§ THE DATA

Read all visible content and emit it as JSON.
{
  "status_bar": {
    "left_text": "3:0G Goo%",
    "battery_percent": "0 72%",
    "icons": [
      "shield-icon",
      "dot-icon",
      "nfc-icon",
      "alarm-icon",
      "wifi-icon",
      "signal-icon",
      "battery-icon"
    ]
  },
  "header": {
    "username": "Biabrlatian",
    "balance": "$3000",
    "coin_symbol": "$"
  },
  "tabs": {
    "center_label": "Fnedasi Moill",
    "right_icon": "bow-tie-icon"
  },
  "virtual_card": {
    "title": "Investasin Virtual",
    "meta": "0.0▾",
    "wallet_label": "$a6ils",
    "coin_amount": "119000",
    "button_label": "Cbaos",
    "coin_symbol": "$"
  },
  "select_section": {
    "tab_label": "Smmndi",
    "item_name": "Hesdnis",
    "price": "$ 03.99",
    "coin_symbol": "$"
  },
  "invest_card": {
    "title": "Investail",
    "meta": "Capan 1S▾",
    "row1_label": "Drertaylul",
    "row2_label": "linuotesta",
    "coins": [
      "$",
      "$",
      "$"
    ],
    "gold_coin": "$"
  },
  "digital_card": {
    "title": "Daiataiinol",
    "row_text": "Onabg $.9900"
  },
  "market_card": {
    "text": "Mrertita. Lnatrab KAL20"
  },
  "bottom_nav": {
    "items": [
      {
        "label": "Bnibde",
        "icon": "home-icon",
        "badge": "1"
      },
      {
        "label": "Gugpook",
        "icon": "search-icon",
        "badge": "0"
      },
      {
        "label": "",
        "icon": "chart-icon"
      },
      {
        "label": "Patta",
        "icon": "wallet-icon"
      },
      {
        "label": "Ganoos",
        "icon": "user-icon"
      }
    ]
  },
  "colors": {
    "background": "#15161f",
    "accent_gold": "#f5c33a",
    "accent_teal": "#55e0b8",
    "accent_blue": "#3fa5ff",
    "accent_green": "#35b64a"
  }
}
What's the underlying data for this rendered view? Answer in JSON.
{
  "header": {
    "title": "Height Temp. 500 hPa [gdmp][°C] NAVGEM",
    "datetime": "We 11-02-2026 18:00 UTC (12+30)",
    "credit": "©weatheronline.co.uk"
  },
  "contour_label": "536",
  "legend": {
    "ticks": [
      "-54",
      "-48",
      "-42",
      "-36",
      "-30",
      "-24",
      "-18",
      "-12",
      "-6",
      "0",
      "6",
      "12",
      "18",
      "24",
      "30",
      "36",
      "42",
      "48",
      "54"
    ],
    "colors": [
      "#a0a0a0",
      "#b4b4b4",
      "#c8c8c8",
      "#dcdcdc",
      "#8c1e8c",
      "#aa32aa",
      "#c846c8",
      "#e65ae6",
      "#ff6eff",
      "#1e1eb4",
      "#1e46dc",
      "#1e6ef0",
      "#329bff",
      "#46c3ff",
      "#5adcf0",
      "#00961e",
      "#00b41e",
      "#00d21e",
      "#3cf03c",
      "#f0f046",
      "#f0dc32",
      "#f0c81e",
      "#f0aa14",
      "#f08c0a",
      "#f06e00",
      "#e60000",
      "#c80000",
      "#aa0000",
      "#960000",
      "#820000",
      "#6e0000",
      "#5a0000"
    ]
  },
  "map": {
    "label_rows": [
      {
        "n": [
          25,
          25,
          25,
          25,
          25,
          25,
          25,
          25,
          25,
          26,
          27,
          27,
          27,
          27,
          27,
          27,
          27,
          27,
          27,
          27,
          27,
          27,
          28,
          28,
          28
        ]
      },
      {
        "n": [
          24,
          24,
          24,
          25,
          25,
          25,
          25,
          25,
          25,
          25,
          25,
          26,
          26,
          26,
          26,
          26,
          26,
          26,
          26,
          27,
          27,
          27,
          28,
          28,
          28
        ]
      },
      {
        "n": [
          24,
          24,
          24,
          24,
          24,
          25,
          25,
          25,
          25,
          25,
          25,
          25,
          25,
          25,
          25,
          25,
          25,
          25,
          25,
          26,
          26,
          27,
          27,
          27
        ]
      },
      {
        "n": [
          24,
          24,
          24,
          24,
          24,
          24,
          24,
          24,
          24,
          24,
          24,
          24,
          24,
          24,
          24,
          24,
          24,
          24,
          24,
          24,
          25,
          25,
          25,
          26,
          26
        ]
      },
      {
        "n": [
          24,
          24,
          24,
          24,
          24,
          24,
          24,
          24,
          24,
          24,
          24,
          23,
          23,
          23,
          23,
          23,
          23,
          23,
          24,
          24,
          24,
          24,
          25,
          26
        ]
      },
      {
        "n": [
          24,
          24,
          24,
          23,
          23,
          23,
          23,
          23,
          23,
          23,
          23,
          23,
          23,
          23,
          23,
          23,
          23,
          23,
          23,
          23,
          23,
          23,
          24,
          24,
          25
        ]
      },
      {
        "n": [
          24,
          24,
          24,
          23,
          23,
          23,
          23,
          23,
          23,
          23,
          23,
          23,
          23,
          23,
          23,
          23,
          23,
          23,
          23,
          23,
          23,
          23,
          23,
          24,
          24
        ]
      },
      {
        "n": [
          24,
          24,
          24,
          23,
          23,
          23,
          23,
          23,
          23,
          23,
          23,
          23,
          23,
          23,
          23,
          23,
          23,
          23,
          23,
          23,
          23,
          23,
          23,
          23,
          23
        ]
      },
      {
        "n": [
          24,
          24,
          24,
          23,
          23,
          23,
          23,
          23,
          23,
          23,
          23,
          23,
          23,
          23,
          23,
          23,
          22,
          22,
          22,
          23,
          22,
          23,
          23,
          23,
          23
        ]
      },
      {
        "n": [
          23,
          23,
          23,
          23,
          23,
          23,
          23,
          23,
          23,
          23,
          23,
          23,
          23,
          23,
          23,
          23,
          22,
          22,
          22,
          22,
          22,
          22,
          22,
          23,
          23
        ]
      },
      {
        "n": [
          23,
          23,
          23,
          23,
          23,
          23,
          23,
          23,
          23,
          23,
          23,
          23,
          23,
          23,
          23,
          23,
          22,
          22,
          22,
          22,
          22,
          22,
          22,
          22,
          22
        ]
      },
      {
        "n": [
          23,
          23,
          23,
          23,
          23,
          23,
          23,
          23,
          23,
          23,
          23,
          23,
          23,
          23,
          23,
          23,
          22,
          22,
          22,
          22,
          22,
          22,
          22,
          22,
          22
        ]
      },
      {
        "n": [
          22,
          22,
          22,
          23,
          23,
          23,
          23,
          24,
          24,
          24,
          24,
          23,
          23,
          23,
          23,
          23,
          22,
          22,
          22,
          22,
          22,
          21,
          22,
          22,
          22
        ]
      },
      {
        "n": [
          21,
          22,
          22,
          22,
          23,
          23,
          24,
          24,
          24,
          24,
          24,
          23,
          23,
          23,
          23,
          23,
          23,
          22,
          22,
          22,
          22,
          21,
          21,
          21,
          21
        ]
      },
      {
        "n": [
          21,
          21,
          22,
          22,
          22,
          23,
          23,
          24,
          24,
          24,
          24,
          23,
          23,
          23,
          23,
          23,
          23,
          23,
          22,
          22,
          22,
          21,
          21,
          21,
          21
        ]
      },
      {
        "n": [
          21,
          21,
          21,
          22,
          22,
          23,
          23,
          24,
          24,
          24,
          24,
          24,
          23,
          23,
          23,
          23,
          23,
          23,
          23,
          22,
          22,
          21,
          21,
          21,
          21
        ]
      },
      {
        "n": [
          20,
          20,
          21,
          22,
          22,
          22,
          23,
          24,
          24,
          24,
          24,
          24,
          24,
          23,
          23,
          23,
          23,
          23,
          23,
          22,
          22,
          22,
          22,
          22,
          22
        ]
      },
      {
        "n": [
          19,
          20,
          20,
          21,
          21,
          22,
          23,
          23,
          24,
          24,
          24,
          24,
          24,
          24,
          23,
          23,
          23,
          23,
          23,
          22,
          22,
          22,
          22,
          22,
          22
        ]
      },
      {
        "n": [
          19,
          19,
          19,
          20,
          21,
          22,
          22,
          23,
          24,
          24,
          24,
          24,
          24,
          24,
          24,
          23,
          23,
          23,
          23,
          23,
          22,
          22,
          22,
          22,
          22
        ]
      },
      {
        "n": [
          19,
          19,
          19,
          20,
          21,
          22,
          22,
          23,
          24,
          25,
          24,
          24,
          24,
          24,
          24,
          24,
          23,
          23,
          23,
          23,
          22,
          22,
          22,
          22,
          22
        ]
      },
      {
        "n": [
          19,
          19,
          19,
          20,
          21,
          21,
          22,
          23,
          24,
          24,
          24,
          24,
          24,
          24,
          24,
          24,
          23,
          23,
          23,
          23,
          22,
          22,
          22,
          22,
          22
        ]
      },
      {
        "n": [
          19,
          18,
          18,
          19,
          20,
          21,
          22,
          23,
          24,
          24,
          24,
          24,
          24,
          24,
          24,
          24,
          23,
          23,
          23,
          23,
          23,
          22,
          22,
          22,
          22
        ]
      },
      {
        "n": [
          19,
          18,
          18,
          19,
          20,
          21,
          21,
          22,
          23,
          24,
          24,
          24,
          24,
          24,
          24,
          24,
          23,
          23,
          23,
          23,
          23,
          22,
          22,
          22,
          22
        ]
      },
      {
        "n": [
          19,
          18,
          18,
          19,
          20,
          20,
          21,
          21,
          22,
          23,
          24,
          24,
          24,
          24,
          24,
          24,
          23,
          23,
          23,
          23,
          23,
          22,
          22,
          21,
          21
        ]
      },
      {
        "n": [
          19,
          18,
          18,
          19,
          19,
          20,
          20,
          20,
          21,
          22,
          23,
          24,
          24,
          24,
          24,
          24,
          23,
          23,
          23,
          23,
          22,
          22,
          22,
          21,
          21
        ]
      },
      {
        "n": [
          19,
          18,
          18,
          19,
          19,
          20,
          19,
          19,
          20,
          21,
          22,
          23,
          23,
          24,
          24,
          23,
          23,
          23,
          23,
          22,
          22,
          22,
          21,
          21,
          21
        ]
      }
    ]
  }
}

§ STATED PROBLEM
Go through the entries above and pull out each line with "title" in it.

§ ANSWER TO THE PROBLEM
    "title": "Investasin Virtual",
    "title": "Investail",
    "title": "Daiataiinol",
    "title": "Height Temp. 500 hPa [gdmp][°C] NAVGEM",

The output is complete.